All lines from the line containing "What text is on this page?" up to and including the last line of the listing below should be echoed exactly; no other lines belong in the response.

Rows:
+ + + + +

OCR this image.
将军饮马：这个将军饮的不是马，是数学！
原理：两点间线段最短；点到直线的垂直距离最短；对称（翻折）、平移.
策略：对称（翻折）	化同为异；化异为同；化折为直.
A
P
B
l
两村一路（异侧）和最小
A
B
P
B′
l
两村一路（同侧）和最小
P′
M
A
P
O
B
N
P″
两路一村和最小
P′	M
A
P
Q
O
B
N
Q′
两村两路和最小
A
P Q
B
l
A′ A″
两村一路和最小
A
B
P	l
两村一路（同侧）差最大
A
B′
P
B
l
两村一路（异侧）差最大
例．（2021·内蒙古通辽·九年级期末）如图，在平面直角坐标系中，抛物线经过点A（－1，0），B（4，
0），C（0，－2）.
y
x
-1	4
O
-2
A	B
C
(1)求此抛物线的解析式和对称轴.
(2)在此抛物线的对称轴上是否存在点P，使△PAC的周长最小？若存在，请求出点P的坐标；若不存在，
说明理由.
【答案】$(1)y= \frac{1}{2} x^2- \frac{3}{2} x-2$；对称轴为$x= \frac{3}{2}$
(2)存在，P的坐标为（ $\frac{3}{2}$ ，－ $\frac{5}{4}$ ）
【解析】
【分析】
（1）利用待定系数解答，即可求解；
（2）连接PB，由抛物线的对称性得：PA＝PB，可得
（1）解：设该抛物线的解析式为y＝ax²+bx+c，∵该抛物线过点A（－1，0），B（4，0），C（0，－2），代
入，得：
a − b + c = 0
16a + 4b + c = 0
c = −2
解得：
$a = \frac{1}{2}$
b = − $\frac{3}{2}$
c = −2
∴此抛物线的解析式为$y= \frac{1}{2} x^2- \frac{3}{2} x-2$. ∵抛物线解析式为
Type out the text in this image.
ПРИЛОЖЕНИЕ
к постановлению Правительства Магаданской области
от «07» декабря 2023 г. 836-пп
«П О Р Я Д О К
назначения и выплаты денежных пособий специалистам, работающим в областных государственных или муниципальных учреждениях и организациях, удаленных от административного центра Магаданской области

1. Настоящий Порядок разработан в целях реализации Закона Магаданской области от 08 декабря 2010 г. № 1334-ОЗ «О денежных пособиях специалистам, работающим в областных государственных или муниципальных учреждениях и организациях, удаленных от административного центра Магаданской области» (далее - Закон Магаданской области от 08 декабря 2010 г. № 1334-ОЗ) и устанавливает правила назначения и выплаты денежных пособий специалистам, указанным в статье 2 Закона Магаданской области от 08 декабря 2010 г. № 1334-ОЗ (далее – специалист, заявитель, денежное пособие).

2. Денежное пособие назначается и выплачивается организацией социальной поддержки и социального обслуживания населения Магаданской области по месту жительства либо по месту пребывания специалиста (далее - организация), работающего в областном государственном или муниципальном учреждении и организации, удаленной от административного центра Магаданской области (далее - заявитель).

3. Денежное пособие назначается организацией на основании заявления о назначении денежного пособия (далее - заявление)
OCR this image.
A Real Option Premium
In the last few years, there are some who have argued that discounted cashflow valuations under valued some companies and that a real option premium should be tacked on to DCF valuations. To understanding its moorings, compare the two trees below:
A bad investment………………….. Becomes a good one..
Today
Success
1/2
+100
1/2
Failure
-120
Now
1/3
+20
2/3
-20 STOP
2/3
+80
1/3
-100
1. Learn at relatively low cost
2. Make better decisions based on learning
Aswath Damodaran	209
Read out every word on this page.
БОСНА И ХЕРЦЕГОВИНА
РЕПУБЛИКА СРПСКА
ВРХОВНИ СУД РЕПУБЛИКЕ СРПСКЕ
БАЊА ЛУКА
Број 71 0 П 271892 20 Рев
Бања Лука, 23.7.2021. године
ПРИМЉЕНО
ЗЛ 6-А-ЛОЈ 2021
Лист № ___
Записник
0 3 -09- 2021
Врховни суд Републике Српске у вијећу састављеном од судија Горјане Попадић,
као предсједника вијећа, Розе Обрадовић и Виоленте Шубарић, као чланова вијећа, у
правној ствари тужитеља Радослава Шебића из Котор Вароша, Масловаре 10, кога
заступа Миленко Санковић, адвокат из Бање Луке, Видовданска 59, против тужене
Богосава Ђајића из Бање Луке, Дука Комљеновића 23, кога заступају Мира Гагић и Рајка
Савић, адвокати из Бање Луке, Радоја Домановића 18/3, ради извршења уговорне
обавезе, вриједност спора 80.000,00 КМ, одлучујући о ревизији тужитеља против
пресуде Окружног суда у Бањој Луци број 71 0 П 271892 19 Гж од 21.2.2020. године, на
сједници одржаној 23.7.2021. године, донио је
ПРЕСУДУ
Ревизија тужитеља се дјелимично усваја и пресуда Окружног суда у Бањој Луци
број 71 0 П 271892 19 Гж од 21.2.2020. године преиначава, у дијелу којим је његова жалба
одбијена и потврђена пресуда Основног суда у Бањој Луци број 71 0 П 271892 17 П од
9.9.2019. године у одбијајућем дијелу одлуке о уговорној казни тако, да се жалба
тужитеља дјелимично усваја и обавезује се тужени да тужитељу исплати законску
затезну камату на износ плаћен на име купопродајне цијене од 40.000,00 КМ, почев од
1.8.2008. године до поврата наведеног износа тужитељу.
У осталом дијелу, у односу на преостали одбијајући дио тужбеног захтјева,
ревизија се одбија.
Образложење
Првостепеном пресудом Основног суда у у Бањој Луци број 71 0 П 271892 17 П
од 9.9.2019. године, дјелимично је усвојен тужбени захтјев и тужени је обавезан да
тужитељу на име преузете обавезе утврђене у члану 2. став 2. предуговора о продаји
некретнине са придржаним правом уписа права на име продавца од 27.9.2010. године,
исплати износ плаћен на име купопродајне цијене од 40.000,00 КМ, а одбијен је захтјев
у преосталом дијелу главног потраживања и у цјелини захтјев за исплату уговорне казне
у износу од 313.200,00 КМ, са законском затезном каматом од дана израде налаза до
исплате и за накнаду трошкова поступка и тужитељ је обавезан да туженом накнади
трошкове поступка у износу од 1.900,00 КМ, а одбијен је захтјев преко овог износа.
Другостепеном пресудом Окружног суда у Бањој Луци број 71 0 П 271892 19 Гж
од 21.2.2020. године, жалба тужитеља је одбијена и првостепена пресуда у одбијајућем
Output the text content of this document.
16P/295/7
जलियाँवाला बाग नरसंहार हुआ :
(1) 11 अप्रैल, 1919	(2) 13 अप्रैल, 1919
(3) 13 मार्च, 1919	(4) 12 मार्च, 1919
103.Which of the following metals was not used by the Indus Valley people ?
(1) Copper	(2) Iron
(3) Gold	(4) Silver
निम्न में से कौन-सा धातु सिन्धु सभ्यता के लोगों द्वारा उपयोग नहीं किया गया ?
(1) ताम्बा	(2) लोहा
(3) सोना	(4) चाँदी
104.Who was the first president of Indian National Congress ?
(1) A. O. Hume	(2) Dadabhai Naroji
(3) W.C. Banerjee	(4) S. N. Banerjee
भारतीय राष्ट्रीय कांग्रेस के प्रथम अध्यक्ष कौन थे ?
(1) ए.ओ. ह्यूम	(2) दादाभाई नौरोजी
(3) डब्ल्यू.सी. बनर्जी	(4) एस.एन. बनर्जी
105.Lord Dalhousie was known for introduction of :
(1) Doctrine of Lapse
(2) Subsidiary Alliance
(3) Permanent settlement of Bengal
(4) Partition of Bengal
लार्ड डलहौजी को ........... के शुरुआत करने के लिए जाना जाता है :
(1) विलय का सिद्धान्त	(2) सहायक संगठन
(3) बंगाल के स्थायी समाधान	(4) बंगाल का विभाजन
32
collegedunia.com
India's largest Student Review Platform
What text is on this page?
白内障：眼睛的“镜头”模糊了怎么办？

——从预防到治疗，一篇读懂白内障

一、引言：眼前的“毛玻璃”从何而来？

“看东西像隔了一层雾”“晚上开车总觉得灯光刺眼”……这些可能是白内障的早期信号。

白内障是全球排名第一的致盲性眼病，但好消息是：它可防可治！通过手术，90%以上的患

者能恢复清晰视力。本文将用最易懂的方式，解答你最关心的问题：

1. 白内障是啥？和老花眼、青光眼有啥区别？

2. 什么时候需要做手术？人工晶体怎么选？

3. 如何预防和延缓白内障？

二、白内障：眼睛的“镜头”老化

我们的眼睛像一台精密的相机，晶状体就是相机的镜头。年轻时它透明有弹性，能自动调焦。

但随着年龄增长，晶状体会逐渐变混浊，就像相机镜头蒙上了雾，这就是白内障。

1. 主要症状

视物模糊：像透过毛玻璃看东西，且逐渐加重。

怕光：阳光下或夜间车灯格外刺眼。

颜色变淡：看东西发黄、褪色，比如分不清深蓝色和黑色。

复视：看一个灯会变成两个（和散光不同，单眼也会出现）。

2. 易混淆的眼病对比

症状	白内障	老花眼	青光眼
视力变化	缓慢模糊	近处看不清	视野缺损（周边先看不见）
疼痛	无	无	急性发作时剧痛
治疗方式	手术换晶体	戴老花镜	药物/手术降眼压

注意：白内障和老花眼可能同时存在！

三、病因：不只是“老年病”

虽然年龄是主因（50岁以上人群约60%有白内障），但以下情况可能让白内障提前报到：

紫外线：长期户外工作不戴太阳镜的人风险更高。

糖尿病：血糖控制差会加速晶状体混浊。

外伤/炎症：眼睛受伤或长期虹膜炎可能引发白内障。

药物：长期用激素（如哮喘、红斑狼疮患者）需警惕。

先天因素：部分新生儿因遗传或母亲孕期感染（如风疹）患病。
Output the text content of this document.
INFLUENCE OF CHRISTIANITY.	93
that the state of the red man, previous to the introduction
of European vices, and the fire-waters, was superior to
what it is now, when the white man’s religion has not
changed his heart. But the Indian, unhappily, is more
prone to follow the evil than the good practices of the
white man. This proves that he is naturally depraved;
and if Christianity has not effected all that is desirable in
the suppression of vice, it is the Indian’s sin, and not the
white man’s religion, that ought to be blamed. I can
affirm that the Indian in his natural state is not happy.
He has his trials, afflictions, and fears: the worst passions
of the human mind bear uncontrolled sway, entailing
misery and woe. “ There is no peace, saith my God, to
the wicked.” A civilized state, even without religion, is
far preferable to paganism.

+ + + + +

Finished exercise:
What text is on this page?
白内障：眼睛的“镜头”模糊了怎么办？

——从预防到治疗，一篇读懂白内障

一、引言：眼前的“毛玻璃”从何而来？

“看东西像隔了一层雾”“晚上开车总觉得灯光刺眼”……这些可能是白内障的早期信号。

白内障是全球排名第一的致盲性眼病，但好消息是：它可防可治！通过手术，90%以上的患

者能恢复清晰视力。本文将用最易懂的方式，解答你最关心的问题：

1. 白内障是啥？和老花眼、青光眼有啥区别？

2. 什么时候需要做手术？人工晶体怎么选？

3. 如何预防和延缓白内障？

二、白内障：眼睛的“镜头”老化

我们的眼睛像一台精密的相机，晶状体就是相机的镜头。年轻时它透明有弹性，能自动调焦。

但随着年龄增长，晶状体会逐渐变混浊，就像相机镜头蒙上了雾，这就是白内障。

1. 主要症状

视物模糊：像透过毛玻璃看东西，且逐渐加重。

怕光：阳光下或夜间车灯格外刺眼。

颜色变淡：看东西发黄、褪色，比如分不清深蓝色和黑色。

复视：看一个灯会变成两个（和散光不同，单眼也会出现）。

2. 易混淆的眼病对比

症状	白内障	老花眼	青光眼
视力变化	缓慢模糊	近处看不清	视野缺损（周边先看不见）
疼痛	无	无	急性发作时剧痛
治疗方式	手术换晶体	戴老花镜	药物/手术降眼压

注意：白内障和老花眼可能同时存在！

三、病因：不只是“老年病”

虽然年龄是主因（50岁以上人群约60%有白内障），但以下情况可能让白内障提前报到：

紫外线：长期户外工作不戴太阳镜的人风险更高。

糖尿病：血糖控制差会加速晶状体混浊。

外伤/炎症：眼睛受伤或长期虹膜炎可能引发白内障。

药物：长期用激素（如哮喘、红斑狼疮患者）需警惕。

先天因素：部分新生儿因遗传或母亲孕期感染（如风疹）患病。
Output the text content of this document.
INFLUENCE OF CHRISTIANITY.	93
that the state of the red man, previous to the introduction
of European vices, and the fire-waters, was superior to
what it is now, when the white man’s religion has not
changed his heart. But the Indian, unhappily, is more
prone to follow the evil than the good practices of the
white man. This proves that he is naturally depraved;
and if Christianity has not effected all that is desirable in
the suppression of vice, it is the Indian’s sin, and not the
white man’s religion, that ought to be blamed. I can
affirm that the Indian in his natural state is not happy.
He has his trials, afflictions, and fears: the worst passions
of the human mind bear uncontrolled sway, entailing
misery and woe. “ There is no peace, saith my God, to
the wicked.” A civilized state, even without religion, is
far preferable to paganism.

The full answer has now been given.